- **EXERCISE DETAILS**
Exactly as they appear, output all of the entries.

- **MATERIAL PROVIDED**
══════════
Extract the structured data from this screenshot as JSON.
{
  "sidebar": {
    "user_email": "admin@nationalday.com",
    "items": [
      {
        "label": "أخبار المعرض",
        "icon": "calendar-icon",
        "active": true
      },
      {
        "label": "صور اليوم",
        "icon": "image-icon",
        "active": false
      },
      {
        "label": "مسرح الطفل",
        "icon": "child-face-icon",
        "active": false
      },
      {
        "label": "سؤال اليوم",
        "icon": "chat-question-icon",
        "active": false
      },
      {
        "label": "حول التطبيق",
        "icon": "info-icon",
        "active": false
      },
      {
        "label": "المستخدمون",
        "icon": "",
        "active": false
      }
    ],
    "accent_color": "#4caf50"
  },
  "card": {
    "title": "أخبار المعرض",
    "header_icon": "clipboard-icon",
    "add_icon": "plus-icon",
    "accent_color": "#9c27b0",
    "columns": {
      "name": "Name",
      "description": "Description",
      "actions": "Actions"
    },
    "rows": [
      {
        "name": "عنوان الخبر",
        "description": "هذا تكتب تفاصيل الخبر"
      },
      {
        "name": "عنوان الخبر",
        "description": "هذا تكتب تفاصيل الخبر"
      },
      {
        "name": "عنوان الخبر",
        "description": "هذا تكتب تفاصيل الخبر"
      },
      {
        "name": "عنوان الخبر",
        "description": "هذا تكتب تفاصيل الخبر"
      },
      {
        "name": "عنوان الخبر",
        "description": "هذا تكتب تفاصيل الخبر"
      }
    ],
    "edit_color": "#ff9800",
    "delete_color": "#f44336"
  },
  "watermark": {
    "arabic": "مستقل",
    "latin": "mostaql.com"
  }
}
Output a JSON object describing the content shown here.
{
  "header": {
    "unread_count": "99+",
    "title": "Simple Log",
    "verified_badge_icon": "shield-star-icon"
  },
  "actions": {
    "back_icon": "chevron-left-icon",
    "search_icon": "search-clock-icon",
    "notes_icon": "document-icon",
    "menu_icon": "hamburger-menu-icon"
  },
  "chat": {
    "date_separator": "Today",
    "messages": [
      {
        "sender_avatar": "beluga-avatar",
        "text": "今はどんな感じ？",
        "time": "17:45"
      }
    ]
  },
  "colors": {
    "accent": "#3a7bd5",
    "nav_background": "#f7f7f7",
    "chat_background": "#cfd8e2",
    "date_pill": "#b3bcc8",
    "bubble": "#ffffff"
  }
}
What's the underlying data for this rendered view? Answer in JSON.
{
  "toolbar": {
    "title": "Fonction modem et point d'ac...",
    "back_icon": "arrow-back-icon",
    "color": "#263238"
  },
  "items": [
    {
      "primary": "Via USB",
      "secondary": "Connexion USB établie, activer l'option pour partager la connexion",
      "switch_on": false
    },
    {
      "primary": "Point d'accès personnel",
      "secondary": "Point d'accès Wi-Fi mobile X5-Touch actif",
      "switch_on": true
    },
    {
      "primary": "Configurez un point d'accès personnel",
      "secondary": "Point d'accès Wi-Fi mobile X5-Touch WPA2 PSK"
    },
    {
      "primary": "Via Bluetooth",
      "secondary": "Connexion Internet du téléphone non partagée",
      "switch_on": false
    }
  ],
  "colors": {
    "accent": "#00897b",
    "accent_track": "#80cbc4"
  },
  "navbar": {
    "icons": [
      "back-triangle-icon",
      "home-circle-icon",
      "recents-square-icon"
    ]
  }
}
══════════
- **EXPECTED OUTPUT**
Extract the structured data from this screenshot as JSON.
{
  "sidebar": {
    "user_email": "admin@nationalday.com",
    "items": [
      {
        "label": "أخبار المعرض",
        "icon": "calendar-icon",
        "active": true
      },
      {
        "label": "صور اليوم",
        "icon": "image-icon",
        "active": false
      },
      {
        "label": "مسرح الطفل",
        "icon": "child-face-icon",
        "active": false
      },
      {
        "label": "سؤال اليوم",
        "icon": "chat-question-icon",
        "active": false
      },
      {
        "label": "حول التطبيق",
        "icon": "info-icon",
        "active": false
      },
      {
        "label": "المستخدمون",
        "icon": "",
        "active": false
      }
    ],
    "accent_color": "#4caf50"
  },
  "card": {
    "title": "أخبار المعرض",
    "header_icon": "clipboard-icon",
    "add_icon": "plus-icon",
    "accent_color": "#9c27b0",
    "columns": {
      "name": "Name",
      "description": "Description",
      "actions": "Actions"
    },
    "rows": [
      {
        "name": "عنوان الخبر",
        "description": "هذا تكتب تفاصيل الخبر"
      },
      {
        "name": "عنوان الخبر",
        "description": "هذا تكتب تفاصيل الخبر"
      },
      {
        "name": "عنوان الخبر",
        "description": "هذا تكتب تفاصيل الخبر"
      },
      {
        "name": "عنوان الخبر",
        "description": "هذا تكتب تفاصيل الخبر"
      },
      {
        "name": "عنوان الخبر",
        "description": "هذا تكتب تفاصيل الخبر"
      }
    ],
    "edit_color": "#ff9800",
    "delete_color": "#f44336"
  },
  "watermark": {
    "arabic": "مستقل",
    "latin": "mostaql.com"
  }
}
Output a JSON object describing the content shown here.
{
  "header": {
    "unread_count": "99+",
    "title": "Simple Log",
    "verified_badge_icon": "shield-star-icon"
  },
  "actions": {
    "back_icon": "chevron-left-icon",
    "search_icon": "search-clock-icon",
    "notes_icon": "document-icon",
    "menu_icon": "hamburger-menu-icon"
  },
  "chat": {
    "date_separator": "Today",
    "messages": [
      {
        "sender_avatar": "beluga-avatar",
        "text": "今はどんな感じ？",
        "time": "17:45"
      }
    ]
  },
  "colors": {
    "accent": "#3a7bd5",
    "nav_background": "#f7f7f7",
    "chat_background": "#cfd8e2",
    "date_pill": "#b3bcc8",
    "bubble": "#ffffff"
  }
}
What's the underlying data for this rendered view? Answer in JSON.
{
  "toolbar": {
    "title": "Fonction modem et point d'ac...",
    "back_icon": "arrow-back-icon",
    "color": "#263238"
  },
  "items": [
    {
      "primary": "Via USB",
      "secondary": "Connexion USB établie, activer l'option pour partager la connexion",
      "switch_on": false
    },
    {
      "primary": "Point d'accès personnel",
      "secondary": "Point d'accès Wi-Fi mobile X5-Touch actif",
      "switch_on": true
    },
    {
      "primary": "Configurez un point d'accès personnel",
      "secondary": "Point d'accès Wi-Fi mobile X5-Touch WPA2 PSK"
    },
    {
      "primary": "Via Bluetooth",
      "secondary": "Connexion Internet du téléphone non partagée",
      "switch_on": false
    }
  ],
  "colors": {
    "accent": "#00897b",
    "accent_track": "#80cbc4"
  },
  "navbar": {
    "icons": [
      "back-triangle-icon",
      "home-circle-icon",
      "recents-square-icon"
    ]
  }
}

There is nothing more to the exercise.